[[ Listed records, beginning ]]
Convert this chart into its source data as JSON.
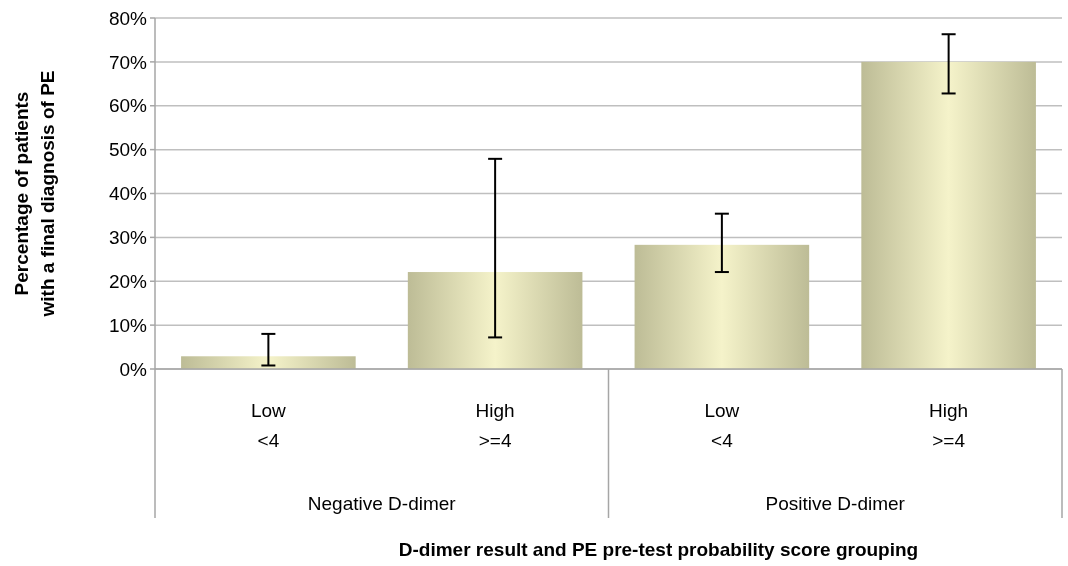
{
  "chart_data": {
    "type": "bar",
    "xlabel": "D-dimer result and PE pre-test probability score grouping",
    "ylabel": "Percentage of patients\nwith a final diagnosis of PE",
    "categories": [
      "Low\n<4",
      "High\n>=4",
      "Low\n<4",
      "High\n>=4"
    ],
    "annotations": [
      "Negative D-dimer",
      "Positive D-dimer"
    ],
    "values": [
      2.9,
      22.1,
      28.3,
      70.0
    ],
    "errors": [
      [
        0.8,
        8.0
      ],
      [
        7.2,
        47.9
      ],
      [
        22.1,
        35.4
      ],
      [
        62.8,
        76.3
      ]
    ],
    "color": "#bdbc96",
    "ylim": [
      0,
      80
    ],
    "yticks": [
      {
        "value": 0,
        "label": "0%"
      },
      {
        "value": 10,
        "label": "10%"
      },
      {
        "value": 20,
        "label": "20%"
      },
      {
        "value": 30,
        "label": "30%"
      },
      {
        "value": 40,
        "label": "40%"
      },
      {
        "value": 50,
        "label": "50%"
      },
      {
        "value": 60,
        "label": "60%"
      },
      {
        "value": 70,
        "label": "70%"
      },
      {
        "value": 80,
        "label": "80%"
      }
    ],
    "grid": "y"
  }
}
[[ Listed records, end ]]
- **Work to complete**:
Will you restate every entry word for word and omit the images?

- **Solution for this task**:
Convert this chart into its source data as JSON.
{
  "chart_data": {
    "type": "bar",
    "xlabel": "D-dimer result and PE pre-test probability score grouping",
    "ylabel": "Percentage of patients\nwith a final diagnosis of PE",
    "categories": [
      "Low\n<4",
      "High\n>=4",
      "Low\n<4",
      "High\n>=4"
    ],
    "annotations": [
      "Negative D-dimer",
      "Positive D-dimer"
    ],
    "values": [
      2.9,
      22.1,
      28.3,
      70.0
    ],
    "errors": [
      [
        0.8,
        8.0
      ],
      [
        7.2,
        47.9
      ],
      [
        22.1,
        35.4
      ],
      [
        62.8,
        76.3
      ]
    ],
    "color": "#bdbc96",
    "ylim": [
      0,
      80
    ],
    "yticks": [
      {
        "value": 0,
        "label": "0%"
      },
      {
        "value": 10,
        "label": "10%"
      },
      {
        "value": 20,
        "label": "20%"
      },
      {
        "value": 30,
        "label": "30%"
      },
      {
        "value": 40,
        "label": "40%"
      },
      {
        "value": 50,
        "label": "50%"
      },
      {
        "value": 60,
        "label": "60%"
      },
      {
        "value": 70,
        "label": "70%"
      },
      {
        "value": 80,
        "label": "80%"
      }
    ],
    "grid": "y"
  }
}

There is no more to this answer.